## Records supplied
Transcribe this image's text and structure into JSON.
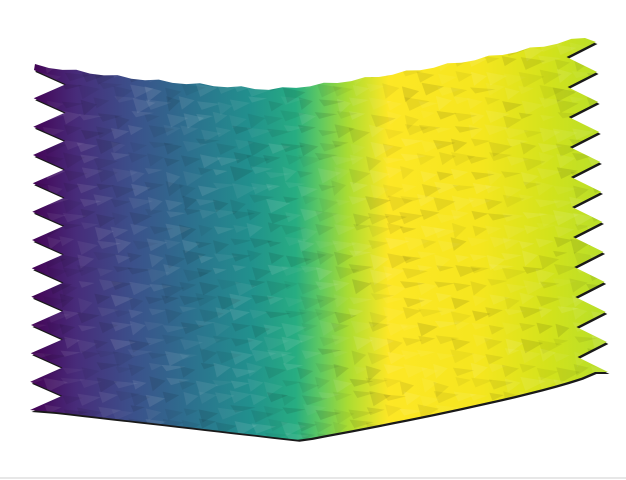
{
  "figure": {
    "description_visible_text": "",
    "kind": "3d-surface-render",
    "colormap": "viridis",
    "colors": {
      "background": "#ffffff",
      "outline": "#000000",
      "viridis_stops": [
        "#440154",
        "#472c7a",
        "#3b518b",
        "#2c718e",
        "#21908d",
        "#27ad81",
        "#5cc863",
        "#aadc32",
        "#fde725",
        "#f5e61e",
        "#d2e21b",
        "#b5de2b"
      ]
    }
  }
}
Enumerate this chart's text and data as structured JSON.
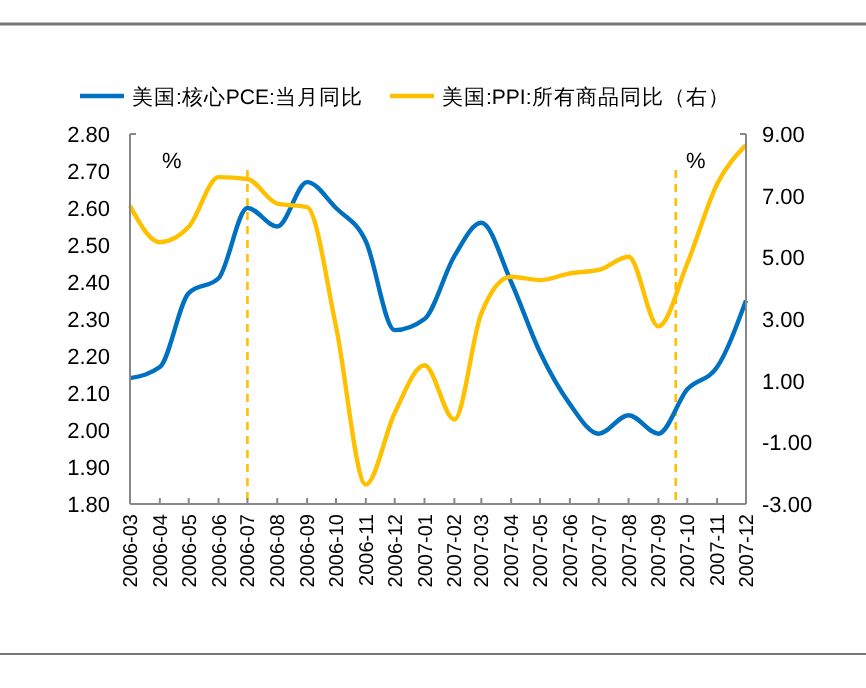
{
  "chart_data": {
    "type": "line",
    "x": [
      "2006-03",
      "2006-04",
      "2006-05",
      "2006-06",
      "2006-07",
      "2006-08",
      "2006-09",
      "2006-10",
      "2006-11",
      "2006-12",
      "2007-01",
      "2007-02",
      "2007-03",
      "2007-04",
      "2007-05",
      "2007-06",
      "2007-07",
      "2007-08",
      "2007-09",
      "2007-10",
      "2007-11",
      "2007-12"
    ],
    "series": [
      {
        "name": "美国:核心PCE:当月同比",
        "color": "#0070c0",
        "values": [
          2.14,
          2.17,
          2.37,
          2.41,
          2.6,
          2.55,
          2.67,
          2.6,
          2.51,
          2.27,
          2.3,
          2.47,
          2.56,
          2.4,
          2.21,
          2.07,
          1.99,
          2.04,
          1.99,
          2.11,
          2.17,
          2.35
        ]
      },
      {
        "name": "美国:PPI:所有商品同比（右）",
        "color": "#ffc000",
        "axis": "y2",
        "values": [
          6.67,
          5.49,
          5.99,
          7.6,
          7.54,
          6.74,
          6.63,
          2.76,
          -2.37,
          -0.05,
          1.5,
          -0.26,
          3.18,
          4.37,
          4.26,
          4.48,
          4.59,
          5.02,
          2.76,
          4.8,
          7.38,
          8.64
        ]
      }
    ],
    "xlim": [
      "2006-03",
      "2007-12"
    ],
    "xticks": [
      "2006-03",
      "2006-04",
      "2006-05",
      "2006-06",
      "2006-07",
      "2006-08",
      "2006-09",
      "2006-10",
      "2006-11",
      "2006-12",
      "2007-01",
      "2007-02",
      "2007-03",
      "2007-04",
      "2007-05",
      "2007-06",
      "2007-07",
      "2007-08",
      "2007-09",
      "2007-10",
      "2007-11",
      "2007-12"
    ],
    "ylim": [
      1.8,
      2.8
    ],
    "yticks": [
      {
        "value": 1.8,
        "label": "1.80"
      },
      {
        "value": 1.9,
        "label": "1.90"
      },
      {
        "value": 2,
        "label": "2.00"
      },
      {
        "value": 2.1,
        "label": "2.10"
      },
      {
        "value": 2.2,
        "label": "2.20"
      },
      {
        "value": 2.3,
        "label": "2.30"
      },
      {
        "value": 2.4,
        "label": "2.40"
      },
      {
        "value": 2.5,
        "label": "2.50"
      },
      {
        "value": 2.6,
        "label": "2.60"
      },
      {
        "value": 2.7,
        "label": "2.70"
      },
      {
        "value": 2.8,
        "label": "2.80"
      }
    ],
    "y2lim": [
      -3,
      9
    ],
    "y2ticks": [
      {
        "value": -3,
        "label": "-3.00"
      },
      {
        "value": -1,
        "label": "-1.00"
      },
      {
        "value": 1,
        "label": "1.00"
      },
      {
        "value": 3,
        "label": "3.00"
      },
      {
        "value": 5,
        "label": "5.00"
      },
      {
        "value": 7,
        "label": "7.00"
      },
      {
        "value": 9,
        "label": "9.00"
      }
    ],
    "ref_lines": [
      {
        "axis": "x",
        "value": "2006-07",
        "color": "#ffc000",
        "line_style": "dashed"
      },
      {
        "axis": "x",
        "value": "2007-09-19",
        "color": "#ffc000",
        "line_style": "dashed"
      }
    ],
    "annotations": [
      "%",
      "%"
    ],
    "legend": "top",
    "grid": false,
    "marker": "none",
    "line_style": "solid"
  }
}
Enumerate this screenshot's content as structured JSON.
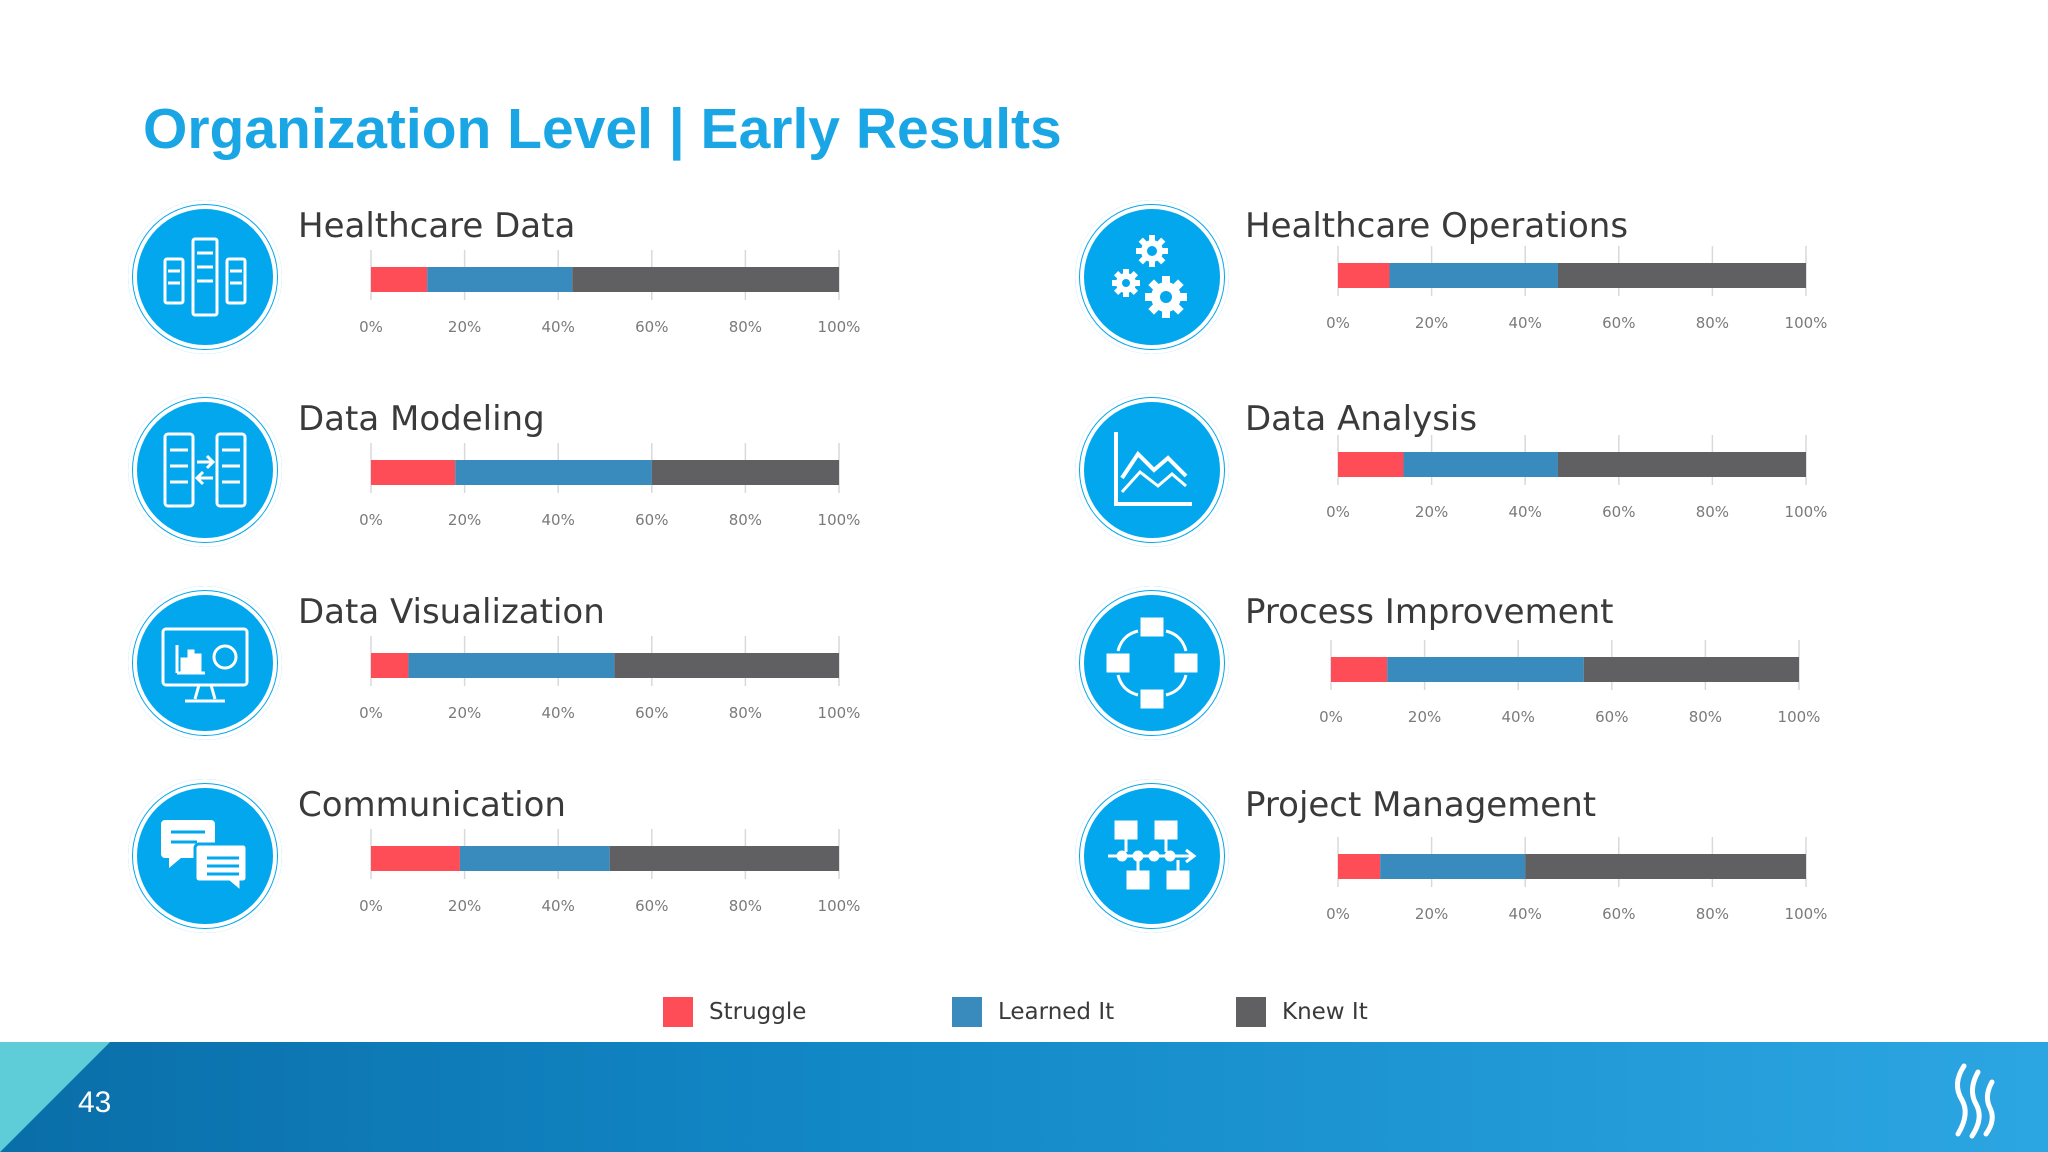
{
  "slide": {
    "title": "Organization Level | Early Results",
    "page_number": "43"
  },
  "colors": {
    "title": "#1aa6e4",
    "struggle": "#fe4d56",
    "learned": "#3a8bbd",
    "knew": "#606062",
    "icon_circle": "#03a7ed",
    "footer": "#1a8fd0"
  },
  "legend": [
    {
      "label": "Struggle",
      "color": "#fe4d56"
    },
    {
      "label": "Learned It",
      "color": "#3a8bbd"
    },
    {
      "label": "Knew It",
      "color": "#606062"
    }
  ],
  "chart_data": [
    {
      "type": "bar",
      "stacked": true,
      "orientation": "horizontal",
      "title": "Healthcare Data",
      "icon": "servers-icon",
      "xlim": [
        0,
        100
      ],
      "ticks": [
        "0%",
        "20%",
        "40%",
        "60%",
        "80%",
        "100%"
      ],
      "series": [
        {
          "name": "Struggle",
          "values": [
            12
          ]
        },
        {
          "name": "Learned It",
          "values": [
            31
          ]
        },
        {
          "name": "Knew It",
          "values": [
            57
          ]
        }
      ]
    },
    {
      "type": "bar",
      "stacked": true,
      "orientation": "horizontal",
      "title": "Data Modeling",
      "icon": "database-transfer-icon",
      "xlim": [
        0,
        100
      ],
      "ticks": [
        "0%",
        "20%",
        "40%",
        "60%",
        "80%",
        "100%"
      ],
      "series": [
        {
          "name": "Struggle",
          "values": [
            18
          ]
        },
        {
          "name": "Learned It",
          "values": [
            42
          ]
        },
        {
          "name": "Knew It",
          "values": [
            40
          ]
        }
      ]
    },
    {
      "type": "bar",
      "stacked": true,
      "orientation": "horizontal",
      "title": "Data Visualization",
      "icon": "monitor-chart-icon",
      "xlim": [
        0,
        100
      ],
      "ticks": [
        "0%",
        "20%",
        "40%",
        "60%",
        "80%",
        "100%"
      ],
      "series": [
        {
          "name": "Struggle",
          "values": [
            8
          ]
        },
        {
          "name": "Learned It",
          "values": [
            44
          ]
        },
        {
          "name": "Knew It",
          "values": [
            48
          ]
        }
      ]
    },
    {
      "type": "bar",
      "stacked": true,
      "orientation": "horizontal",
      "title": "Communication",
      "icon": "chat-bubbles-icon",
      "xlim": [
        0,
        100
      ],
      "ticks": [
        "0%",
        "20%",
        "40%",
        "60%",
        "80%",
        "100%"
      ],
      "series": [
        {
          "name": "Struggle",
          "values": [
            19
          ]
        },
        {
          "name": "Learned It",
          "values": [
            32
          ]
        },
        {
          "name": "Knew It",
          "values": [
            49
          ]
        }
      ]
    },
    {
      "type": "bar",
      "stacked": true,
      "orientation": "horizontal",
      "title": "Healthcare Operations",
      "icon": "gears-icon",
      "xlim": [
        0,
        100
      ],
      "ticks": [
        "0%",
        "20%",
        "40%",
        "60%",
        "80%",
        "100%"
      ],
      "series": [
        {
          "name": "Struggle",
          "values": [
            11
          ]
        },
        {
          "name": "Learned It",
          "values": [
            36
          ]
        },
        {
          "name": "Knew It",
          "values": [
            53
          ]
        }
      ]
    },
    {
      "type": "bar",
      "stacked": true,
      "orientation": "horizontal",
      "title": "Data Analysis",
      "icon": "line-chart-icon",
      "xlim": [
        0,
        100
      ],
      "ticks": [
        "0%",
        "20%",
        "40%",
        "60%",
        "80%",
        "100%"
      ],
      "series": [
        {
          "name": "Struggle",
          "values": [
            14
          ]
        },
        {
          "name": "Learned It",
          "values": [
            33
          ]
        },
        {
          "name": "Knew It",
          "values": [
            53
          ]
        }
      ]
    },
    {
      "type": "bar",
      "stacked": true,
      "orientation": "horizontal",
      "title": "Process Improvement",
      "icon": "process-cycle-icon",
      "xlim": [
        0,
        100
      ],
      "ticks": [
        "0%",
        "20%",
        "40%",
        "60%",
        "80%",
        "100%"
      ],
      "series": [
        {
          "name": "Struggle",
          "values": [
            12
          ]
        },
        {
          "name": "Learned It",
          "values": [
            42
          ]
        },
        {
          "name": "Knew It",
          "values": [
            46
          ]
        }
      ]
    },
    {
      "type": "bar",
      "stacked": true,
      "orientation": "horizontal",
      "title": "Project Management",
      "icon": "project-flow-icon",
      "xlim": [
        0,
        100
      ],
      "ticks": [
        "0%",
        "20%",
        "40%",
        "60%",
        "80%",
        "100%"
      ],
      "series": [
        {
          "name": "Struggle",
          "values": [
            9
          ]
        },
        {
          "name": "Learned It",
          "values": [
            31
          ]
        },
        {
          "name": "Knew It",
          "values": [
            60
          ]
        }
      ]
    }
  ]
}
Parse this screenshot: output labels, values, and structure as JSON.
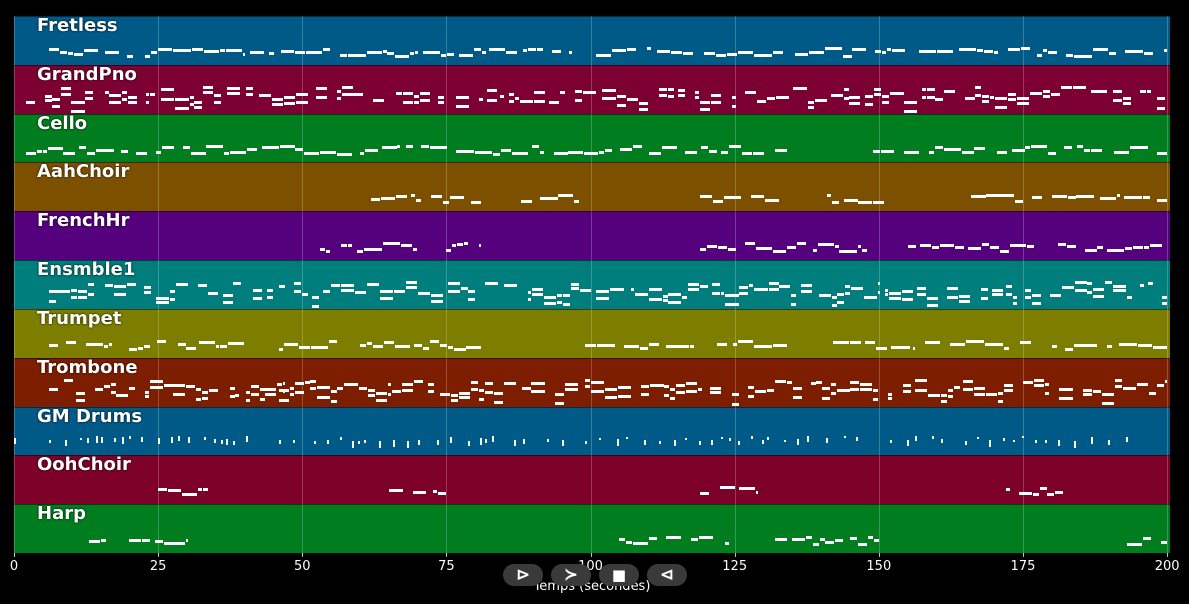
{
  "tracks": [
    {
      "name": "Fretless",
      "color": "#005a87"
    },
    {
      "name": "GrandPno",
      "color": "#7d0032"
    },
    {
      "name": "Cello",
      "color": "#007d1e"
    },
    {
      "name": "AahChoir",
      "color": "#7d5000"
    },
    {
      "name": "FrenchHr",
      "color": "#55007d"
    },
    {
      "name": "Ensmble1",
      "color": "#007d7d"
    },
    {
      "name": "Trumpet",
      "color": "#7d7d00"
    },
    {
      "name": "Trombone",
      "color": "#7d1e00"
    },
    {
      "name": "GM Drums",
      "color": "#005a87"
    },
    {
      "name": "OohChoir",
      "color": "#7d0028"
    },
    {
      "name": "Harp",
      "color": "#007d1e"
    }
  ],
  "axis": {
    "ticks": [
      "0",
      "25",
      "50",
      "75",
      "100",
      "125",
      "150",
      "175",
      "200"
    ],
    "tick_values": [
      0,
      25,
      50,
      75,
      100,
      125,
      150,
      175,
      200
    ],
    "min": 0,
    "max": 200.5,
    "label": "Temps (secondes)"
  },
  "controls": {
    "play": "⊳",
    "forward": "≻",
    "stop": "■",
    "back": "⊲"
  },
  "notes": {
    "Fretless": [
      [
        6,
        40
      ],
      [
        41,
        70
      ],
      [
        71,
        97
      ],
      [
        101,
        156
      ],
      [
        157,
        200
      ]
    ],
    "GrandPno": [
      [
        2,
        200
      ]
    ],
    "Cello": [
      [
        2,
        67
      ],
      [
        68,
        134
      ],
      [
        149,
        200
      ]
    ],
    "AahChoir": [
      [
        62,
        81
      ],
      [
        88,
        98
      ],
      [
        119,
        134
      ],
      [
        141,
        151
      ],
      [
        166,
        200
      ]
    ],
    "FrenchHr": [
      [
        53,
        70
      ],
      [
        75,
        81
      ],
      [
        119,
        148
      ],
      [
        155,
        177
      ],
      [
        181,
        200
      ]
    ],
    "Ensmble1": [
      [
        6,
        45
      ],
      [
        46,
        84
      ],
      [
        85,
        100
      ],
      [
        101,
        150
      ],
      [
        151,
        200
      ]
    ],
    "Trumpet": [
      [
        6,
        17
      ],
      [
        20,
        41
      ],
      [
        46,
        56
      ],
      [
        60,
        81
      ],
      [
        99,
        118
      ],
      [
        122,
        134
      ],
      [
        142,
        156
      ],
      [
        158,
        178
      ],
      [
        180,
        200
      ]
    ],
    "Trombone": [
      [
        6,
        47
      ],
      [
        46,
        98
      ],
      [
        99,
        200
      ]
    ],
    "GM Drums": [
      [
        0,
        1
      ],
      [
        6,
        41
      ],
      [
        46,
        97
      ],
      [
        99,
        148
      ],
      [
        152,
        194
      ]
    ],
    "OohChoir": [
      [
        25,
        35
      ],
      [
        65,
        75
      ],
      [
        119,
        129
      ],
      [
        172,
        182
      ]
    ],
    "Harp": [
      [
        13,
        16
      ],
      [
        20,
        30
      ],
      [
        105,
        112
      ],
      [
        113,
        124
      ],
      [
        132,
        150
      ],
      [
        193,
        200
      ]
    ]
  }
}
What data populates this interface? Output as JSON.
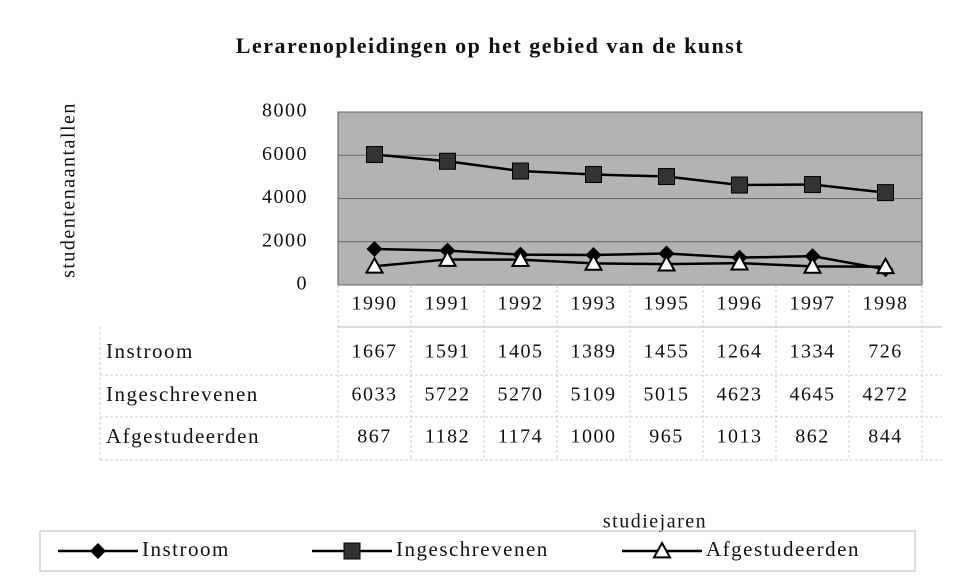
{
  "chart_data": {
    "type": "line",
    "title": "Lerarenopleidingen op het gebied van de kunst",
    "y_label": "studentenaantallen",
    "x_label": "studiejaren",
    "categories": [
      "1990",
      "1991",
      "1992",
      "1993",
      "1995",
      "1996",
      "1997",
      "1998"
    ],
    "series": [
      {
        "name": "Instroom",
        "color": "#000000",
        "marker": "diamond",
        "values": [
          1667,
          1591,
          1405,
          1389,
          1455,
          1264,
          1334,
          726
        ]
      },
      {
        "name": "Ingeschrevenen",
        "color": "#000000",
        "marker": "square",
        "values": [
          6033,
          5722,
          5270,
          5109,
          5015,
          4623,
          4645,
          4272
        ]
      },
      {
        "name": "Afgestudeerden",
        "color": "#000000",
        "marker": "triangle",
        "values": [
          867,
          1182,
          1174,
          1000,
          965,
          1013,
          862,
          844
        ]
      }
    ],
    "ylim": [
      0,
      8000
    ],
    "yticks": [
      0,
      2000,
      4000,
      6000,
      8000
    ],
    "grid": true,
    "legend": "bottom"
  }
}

## Directions for this task
In the entries above, identify each line that includes the string "JSON", then copy it.

## Written answer
Transcribe this image's text and structure into JSON.
Enumerate this chart's text and data as structured JSON.
Enumerate this screenshot's content as structured JSON.
Parse this screenshot: output labels, values, and structure as JSON.
What data populates this interface? Output as JSON.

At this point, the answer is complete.